__What is needed__: Repeat the material exactly as it appears.

__Records for the task__:
>> begin

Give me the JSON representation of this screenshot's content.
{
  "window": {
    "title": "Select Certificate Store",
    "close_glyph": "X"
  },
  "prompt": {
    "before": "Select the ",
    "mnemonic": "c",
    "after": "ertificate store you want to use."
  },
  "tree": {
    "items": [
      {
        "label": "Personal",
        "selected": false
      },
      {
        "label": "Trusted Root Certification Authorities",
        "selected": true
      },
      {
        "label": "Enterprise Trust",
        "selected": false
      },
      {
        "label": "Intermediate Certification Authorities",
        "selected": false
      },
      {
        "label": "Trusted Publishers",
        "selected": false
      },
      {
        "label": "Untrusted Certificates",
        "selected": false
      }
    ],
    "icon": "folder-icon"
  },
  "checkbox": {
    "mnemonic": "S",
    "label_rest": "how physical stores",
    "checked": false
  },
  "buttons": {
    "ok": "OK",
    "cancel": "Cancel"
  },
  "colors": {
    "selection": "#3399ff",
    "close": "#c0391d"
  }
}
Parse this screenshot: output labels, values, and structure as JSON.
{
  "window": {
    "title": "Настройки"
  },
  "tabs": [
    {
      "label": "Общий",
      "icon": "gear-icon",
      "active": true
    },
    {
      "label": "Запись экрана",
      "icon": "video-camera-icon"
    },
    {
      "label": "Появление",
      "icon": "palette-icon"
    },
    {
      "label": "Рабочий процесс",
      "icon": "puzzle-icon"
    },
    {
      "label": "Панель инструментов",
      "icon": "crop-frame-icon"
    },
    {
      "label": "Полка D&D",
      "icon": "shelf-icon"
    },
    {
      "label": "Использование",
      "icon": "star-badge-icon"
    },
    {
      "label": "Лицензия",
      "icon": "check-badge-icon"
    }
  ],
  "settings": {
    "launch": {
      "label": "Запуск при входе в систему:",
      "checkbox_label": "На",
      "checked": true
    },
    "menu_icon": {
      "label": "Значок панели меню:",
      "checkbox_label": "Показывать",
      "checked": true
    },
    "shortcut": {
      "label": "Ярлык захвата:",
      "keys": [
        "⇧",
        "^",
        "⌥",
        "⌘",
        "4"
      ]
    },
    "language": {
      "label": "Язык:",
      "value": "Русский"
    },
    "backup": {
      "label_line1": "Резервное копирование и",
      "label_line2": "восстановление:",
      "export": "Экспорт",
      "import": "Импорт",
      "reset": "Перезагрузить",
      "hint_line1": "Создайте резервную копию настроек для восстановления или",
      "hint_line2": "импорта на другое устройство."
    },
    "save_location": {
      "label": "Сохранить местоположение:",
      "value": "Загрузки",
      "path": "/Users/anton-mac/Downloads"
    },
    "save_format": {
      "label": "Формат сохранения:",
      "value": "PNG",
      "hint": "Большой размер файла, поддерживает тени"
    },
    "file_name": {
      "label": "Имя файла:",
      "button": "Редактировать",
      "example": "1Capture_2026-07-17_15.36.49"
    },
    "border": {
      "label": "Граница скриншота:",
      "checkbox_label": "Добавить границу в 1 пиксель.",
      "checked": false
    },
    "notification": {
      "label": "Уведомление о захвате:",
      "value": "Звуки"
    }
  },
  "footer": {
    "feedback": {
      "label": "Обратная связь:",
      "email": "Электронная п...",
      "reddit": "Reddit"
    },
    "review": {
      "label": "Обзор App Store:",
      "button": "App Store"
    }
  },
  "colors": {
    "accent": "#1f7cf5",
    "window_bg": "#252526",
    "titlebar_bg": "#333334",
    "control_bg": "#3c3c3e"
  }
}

>> end

__Written reply__:
Give me the JSON representation of this screenshot's content.
{
  "window": {
    "title": "Select Certificate Store",
    "close_glyph": "X"
  },
  "prompt": {
    "before": "Select the ",
    "mnemonic": "c",
    "after": "ertificate store you want to use."
  },
  "tree": {
    "items": [
      {
        "label": "Personal",
        "selected": false
      },
      {
        "label": "Trusted Root Certification Authorities",
        "selected": true
      },
      {
        "label": "Enterprise Trust",
        "selected": false
      },
      {
        "label": "Intermediate Certification Authorities",
        "selected": false
      },
      {
        "label": "Trusted Publishers",
        "selected": false
      },
      {
        "label": "Untrusted Certificates",
        "selected": false
      }
    ],
    "icon": "folder-icon"
  },
  "checkbox": {
    "mnemonic": "S",
    "label_rest": "how physical stores",
    "checked": false
  },
  "buttons": {
    "ok": "OK",
    "cancel": "Cancel"
  },
  "colors": {
    "selection": "#3399ff",
    "close": "#c0391d"
  }
}
Parse this screenshot: output labels, values, and structure as JSON.
{
  "window": {
    "title": "Настройки"
  },
  "tabs": [
    {
      "label": "Общий",
      "icon": "gear-icon",
      "active": true
    },
    {
      "label": "Запись экрана",
      "icon": "video-camera-icon"
    },
    {
      "label": "Появление",
      "icon": "palette-icon"
    },
    {
      "label": "Рабочий процесс",
      "icon": "puzzle-icon"
    },
    {
      "label": "Панель инструментов",
      "icon": "crop-frame-icon"
    },
    {
      "label": "Полка D&D",
      "icon": "shelf-icon"
    },
    {
      "label": "Использование",
      "icon": "star-badge-icon"
    },
    {
      "label": "Лицензия",
      "icon": "check-badge-icon"
    }
  ],
  "settings": {
    "launch": {
      "label": "Запуск при входе в систему:",
      "checkbox_label": "На",
      "checked": true
    },
    "menu_icon": {
      "label": "Значок панели меню:",
      "checkbox_label": "Показывать",
      "checked": true
    },
    "shortcut": {
      "label": "Ярлык захвата:",
      "keys": [
        "⇧",
        "^",
        "⌥",
        "⌘",
        "4"
      ]
    },
    "language": {
      "label": "Язык:",
      "value": "Русский"
    },
    "backup": {
      "label_line1": "Резервное копирование и",
      "label_line2": "восстановление:",
      "export": "Экспорт",
      "import": "Импорт",
      "reset": "Перезагрузить",
      "hint_line1": "Создайте резервную копию настроек для восстановления или",
      "hint_line2": "импорта на другое устройство."
    },
    "save_location": {
      "label": "Сохранить местоположение:",
      "value": "Загрузки",
      "path": "/Users/anton-mac/Downloads"
    },
    "save_format": {
      "label": "Формат сохранения:",
      "value": "PNG",
      "hint": "Большой размер файла, поддерживает тени"
    },
    "file_name": {
      "label": "Имя файла:",
      "button": "Редактировать",
      "example": "1Capture_2026-07-17_15.36.49"
    },
    "border": {
      "label": "Граница скриншота:",
      "checkbox_label": "Добавить границу в 1 пиксель.",
      "checked": false
    },
    "notification": {
      "label": "Уведомление о захвате:",
      "value": "Звуки"
    }
  },
  "footer": {
    "feedback": {
      "label": "Обратная связь:",
      "email": "Электронная п...",
      "reddit": "Reddit"
    },
    "review": {
      "label": "Обзор App Store:",
      "button": "App Store"
    }
  },
  "colors": {
    "accent": "#1f7cf5",
    "window_bg": "#252526",
    "titlebar_bg": "#333334",
    "control_bg": "#3c3c3e"
  }
}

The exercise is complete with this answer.